■ EXERCISE AIM ■
Pick out and copy every line below that has the word "Сбербанк".

[Records excerpted from a collection]

------------------------------------------------

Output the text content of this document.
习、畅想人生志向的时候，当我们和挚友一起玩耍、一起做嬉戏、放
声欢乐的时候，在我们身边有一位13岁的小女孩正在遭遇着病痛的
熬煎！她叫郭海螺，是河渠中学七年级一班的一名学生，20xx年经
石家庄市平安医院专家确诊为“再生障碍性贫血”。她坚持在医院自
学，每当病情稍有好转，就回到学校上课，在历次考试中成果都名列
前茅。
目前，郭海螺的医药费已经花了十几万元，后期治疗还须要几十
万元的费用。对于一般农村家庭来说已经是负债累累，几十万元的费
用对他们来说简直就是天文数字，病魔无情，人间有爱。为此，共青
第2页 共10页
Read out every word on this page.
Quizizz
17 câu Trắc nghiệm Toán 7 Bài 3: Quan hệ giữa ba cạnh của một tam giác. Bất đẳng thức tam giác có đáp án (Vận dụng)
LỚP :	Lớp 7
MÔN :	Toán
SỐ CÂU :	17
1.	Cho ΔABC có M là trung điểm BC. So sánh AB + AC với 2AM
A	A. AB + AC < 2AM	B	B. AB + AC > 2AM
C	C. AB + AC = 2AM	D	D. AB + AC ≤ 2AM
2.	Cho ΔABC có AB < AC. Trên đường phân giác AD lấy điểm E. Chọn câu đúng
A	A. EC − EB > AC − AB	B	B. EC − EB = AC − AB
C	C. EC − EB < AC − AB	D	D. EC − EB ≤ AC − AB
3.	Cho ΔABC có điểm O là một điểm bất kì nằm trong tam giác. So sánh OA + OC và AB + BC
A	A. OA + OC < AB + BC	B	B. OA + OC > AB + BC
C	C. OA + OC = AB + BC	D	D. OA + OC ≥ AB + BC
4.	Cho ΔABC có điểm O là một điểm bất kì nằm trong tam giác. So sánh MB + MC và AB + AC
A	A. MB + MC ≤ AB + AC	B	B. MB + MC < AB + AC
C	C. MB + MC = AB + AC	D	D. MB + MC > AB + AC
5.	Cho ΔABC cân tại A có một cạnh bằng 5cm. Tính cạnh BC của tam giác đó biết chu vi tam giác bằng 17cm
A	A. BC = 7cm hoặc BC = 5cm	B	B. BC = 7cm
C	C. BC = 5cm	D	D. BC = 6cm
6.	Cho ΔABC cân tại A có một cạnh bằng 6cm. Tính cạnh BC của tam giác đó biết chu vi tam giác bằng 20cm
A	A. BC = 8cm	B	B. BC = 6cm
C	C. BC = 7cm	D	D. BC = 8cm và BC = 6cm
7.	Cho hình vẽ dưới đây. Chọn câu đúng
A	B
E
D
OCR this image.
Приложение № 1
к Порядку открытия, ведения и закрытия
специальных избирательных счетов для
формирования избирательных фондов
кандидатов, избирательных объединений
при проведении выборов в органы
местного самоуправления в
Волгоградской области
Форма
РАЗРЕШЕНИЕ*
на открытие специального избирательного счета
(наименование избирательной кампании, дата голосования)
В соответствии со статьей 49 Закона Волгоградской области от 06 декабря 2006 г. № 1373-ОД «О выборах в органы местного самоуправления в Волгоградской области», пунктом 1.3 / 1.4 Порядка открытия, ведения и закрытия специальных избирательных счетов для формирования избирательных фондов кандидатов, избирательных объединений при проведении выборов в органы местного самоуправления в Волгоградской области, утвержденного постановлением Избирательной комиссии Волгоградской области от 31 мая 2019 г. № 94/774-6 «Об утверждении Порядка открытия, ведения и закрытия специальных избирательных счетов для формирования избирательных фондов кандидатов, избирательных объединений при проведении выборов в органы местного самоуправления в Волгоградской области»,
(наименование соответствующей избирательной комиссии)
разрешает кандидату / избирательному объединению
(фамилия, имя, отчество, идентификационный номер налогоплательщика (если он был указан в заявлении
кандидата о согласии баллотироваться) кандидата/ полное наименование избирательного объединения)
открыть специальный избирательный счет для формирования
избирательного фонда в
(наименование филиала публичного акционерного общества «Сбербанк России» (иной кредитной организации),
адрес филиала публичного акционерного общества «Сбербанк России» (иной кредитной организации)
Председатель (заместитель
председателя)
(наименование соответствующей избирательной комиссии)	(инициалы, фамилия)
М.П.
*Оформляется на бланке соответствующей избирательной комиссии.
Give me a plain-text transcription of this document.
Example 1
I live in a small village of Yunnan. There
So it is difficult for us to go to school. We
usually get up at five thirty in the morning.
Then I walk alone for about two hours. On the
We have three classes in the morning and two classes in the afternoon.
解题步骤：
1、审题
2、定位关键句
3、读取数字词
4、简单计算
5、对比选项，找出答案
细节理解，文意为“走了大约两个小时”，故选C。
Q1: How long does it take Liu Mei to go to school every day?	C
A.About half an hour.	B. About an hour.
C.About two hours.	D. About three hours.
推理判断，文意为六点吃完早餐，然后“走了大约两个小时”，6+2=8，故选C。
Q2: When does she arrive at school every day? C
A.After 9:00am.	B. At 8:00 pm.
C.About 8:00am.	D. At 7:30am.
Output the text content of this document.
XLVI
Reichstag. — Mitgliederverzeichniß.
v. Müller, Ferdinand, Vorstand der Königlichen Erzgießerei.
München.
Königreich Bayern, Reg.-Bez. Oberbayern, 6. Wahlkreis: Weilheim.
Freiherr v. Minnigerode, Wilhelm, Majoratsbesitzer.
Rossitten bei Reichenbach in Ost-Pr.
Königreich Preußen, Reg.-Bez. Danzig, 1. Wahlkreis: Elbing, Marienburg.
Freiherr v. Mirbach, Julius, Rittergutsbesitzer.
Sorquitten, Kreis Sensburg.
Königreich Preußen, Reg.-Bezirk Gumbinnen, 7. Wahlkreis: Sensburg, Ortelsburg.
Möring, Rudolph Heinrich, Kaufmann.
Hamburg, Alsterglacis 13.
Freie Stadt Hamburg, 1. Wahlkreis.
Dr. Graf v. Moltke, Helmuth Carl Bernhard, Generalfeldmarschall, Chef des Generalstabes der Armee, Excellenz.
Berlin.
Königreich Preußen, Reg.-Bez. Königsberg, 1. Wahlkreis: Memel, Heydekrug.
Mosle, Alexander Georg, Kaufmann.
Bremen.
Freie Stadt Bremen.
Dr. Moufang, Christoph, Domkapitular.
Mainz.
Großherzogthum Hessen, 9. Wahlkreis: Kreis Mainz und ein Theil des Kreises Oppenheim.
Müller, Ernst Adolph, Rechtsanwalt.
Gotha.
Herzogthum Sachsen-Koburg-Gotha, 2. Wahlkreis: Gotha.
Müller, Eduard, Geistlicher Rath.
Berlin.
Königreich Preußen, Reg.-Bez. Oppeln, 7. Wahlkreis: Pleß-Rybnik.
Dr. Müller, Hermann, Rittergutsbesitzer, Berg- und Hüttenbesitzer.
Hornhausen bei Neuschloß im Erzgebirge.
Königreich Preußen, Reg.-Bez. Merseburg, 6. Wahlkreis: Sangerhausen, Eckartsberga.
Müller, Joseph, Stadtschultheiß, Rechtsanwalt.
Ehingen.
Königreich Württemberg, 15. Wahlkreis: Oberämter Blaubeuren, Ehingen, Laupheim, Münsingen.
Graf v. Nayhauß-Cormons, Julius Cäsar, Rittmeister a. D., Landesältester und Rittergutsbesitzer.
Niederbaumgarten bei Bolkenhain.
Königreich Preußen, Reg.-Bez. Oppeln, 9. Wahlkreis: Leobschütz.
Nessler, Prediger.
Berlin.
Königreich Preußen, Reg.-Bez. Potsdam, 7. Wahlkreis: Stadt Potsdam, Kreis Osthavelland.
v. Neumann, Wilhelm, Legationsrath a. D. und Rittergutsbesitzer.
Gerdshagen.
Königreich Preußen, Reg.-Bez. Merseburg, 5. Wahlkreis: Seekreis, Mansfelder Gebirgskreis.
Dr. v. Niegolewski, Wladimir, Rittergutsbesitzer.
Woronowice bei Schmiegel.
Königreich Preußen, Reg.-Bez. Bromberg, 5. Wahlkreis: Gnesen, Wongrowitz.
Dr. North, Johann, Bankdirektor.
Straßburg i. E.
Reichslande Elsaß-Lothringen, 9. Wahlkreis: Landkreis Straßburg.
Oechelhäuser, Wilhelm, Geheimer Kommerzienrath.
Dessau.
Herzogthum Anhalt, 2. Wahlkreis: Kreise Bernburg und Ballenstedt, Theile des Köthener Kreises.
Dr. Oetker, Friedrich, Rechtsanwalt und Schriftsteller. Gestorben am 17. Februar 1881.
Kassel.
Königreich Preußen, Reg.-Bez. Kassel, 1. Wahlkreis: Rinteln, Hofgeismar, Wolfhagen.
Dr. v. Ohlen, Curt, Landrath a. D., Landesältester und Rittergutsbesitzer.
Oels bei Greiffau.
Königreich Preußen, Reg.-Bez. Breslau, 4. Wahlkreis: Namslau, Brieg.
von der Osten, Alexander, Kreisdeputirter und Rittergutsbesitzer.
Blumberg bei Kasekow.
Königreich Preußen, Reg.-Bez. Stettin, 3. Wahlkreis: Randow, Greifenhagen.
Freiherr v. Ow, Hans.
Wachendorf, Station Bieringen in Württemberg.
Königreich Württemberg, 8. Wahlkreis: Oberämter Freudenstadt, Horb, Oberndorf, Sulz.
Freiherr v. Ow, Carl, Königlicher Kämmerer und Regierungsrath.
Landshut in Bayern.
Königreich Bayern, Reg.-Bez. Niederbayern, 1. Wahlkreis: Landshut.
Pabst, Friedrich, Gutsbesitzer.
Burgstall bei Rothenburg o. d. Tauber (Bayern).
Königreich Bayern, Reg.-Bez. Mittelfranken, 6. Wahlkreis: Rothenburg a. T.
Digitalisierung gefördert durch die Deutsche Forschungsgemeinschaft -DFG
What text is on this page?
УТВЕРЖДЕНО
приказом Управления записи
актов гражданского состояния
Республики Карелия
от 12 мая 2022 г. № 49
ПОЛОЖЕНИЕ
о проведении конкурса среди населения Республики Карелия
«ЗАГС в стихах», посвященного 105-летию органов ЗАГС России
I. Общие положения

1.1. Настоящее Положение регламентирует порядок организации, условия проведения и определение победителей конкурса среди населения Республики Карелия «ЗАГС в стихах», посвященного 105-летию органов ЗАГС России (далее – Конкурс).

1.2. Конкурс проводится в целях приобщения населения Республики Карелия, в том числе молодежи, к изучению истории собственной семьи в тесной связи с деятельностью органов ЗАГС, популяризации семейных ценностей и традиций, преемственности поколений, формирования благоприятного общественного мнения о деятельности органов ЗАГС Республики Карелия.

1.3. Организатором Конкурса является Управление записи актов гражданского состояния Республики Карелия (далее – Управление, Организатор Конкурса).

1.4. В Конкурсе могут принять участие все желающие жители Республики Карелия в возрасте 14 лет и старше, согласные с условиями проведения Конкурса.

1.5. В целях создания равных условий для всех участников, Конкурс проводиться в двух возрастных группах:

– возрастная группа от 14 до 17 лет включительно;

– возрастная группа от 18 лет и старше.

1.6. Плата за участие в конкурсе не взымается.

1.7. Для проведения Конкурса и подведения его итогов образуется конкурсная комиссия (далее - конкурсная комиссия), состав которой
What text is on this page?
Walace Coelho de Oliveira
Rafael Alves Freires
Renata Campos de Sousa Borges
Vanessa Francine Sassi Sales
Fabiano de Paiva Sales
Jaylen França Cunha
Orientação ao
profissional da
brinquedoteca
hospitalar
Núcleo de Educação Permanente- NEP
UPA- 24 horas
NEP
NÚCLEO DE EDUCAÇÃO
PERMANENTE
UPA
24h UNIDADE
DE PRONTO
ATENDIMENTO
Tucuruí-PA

------------------------------------------------

■ REPLY ■
(наименование филиала публичного акционерного общества «Сбербанк России» (иной кредитной организации),
адрес филиала публичного акционерного общества «Сбербанк России» (иной кредитной организации)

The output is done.